SHORT EXERCISE:
Copy out each line of the listing that has the word "name" in it.

INFORMATION SHOWN:
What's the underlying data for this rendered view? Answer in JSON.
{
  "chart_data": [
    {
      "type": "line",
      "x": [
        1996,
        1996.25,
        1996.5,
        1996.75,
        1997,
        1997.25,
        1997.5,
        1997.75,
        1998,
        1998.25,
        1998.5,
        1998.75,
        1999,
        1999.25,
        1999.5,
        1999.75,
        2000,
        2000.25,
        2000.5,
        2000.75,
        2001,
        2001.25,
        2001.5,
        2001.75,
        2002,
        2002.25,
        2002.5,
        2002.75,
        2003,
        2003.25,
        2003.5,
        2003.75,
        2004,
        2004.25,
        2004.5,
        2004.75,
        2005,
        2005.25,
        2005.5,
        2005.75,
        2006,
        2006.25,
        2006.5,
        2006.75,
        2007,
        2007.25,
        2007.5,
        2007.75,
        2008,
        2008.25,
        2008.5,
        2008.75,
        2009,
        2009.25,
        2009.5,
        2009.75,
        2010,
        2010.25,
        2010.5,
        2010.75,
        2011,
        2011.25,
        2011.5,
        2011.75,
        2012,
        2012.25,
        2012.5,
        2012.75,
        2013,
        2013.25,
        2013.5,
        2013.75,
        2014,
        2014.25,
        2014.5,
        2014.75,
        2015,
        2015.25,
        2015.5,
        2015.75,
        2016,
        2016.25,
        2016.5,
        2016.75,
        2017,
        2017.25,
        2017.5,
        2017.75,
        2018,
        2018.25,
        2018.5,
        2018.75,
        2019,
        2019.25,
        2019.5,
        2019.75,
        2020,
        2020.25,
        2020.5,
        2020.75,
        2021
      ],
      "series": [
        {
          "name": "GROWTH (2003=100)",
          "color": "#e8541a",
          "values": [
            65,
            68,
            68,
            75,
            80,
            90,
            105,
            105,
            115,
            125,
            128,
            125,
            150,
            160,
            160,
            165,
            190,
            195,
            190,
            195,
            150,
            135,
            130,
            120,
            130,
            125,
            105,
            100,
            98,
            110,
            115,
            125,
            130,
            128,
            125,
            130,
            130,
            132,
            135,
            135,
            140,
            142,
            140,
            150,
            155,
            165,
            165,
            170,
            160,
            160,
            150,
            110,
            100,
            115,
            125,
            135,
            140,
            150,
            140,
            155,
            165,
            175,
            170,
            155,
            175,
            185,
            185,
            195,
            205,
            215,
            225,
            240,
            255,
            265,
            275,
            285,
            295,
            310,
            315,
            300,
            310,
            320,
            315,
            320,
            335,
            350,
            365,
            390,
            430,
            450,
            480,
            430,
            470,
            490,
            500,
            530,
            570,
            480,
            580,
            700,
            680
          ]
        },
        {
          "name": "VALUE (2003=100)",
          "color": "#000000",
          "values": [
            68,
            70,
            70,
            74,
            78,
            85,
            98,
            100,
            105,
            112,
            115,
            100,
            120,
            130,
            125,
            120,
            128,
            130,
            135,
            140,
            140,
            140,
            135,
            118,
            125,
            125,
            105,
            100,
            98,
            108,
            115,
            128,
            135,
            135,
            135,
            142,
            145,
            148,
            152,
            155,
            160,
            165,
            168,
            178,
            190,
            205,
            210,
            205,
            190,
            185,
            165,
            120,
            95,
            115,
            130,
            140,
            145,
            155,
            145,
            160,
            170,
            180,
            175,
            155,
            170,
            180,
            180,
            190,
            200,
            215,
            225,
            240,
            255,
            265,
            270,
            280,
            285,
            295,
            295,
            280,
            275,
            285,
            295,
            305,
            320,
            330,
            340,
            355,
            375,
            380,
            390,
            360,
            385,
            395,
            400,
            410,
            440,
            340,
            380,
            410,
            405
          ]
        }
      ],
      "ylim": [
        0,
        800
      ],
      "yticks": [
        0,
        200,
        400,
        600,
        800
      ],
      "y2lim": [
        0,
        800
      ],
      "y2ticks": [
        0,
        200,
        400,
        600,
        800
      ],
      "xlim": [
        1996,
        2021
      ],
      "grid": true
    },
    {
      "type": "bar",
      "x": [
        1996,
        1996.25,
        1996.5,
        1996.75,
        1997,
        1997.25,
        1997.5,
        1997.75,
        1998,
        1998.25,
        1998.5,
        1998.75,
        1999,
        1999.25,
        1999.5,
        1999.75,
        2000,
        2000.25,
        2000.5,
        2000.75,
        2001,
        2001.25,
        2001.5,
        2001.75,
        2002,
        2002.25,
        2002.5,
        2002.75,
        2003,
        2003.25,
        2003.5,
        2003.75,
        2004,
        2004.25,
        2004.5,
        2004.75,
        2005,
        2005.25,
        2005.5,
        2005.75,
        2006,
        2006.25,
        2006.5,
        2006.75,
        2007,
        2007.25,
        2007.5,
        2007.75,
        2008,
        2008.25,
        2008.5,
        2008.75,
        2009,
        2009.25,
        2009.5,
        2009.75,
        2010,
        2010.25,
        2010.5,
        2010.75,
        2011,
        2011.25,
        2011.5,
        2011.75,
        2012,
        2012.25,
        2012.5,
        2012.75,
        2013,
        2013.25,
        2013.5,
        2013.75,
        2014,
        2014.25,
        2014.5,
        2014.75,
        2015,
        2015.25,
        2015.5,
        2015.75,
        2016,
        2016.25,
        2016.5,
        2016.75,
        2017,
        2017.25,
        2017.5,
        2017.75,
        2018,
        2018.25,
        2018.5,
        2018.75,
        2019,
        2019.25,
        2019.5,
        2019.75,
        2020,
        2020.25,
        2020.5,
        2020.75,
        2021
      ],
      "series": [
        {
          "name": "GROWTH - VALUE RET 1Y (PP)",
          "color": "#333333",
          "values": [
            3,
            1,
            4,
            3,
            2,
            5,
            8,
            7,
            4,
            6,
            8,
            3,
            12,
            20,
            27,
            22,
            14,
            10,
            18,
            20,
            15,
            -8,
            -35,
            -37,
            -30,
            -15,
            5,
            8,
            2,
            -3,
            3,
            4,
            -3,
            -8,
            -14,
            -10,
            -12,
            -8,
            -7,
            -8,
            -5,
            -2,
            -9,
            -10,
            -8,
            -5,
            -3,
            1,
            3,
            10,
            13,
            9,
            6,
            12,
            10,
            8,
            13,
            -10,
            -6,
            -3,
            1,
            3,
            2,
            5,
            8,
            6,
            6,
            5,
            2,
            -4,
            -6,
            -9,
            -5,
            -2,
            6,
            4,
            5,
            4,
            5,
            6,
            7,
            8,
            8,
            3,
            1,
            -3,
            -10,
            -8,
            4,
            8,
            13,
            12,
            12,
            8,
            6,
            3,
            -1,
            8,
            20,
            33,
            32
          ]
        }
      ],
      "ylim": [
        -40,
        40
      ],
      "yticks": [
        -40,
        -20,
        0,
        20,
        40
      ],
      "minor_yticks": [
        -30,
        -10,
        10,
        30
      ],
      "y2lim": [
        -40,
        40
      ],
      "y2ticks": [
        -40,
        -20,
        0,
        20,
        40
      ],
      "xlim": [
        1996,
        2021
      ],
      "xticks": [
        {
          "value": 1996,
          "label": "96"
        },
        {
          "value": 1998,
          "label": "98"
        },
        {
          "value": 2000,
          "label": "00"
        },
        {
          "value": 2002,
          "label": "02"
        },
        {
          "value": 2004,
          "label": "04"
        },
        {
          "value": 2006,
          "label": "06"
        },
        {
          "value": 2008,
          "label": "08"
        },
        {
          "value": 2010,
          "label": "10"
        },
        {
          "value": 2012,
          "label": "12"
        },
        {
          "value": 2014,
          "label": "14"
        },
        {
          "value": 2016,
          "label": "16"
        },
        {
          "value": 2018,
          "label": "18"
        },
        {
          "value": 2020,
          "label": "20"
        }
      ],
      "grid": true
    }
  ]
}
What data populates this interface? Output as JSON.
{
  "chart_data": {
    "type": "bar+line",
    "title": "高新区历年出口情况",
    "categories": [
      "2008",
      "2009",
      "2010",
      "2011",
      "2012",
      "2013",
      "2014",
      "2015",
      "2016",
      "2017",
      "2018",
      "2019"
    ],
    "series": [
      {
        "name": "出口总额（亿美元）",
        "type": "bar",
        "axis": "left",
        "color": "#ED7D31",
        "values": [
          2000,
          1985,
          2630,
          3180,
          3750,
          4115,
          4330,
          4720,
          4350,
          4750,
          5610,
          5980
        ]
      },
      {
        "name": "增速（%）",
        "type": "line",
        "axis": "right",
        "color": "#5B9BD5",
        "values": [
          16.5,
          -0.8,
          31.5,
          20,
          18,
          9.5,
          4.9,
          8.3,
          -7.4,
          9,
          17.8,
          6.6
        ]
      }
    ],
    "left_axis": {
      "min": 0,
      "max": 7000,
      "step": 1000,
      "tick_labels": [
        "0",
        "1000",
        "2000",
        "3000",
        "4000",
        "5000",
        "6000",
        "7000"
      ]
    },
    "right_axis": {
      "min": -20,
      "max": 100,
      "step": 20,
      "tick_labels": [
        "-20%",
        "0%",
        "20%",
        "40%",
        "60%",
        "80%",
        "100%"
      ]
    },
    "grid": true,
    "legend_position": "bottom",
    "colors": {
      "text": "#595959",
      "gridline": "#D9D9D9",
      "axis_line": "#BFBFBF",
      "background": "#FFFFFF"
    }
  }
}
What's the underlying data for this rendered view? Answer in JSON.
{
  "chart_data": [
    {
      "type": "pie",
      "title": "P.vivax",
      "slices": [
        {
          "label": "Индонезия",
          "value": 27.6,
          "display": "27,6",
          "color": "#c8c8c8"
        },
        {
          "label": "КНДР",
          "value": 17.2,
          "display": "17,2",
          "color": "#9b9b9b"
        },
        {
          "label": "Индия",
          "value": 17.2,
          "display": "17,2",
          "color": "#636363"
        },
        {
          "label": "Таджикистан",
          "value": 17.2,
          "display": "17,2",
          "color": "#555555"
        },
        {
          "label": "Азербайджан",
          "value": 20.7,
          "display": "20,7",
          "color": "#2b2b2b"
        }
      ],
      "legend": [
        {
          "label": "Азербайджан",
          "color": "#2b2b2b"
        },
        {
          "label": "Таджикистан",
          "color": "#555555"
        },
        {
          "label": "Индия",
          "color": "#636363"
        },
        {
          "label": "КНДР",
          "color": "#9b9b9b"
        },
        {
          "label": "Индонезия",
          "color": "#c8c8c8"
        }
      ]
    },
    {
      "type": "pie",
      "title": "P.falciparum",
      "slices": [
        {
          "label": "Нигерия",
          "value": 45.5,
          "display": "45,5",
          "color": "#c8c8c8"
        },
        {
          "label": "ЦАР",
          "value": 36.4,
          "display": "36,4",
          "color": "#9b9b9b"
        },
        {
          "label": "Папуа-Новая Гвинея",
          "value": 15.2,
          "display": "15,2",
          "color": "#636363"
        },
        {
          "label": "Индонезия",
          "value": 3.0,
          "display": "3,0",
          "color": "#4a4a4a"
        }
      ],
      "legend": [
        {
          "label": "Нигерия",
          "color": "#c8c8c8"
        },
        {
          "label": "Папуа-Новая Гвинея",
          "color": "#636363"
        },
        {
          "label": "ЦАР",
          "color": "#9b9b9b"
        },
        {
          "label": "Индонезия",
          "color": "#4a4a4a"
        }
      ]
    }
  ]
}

SOLUTION FOR THIS PROBLEM:
          "name": "GROWTH (2003=100)",
          "name": "VALUE (2003=100)",
          "name": "GROWTH - VALUE RET 1Y (PP)",
        "name": "出口总额（亿美元）",
        "name": "增速（%）",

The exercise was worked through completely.